Using the records below, locate all lines containing "this" and return them.

========================

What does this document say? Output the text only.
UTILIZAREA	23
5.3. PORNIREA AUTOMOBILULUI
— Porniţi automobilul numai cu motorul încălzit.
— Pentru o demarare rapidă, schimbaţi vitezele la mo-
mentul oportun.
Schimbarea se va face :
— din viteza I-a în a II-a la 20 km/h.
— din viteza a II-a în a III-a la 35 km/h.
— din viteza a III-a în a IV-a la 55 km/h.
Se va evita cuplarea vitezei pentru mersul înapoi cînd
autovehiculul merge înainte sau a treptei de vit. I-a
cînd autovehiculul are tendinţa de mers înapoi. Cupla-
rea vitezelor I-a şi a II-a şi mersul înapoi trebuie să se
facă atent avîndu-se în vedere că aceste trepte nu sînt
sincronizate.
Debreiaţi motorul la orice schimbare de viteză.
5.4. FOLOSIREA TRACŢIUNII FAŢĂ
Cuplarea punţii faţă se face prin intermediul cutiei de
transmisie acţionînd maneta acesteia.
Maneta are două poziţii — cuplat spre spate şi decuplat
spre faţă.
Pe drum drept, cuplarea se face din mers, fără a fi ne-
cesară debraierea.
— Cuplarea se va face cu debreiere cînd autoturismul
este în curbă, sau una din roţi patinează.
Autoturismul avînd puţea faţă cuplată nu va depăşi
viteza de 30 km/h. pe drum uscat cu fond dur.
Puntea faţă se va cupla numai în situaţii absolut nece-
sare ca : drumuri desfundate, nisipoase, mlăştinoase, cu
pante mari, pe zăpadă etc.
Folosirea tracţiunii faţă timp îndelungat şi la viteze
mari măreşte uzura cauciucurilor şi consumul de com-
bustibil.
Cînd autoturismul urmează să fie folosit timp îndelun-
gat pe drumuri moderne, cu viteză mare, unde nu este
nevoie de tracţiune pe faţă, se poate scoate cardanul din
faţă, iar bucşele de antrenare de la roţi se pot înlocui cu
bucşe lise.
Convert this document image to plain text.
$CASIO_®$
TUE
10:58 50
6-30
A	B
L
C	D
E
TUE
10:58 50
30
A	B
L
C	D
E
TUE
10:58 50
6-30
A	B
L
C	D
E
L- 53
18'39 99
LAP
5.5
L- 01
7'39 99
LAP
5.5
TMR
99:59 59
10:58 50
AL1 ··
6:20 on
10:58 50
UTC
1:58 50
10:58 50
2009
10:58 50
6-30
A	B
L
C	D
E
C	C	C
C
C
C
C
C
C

========================

Task answer:
What does this document say? Output the text only.
Convert this document image to plain text.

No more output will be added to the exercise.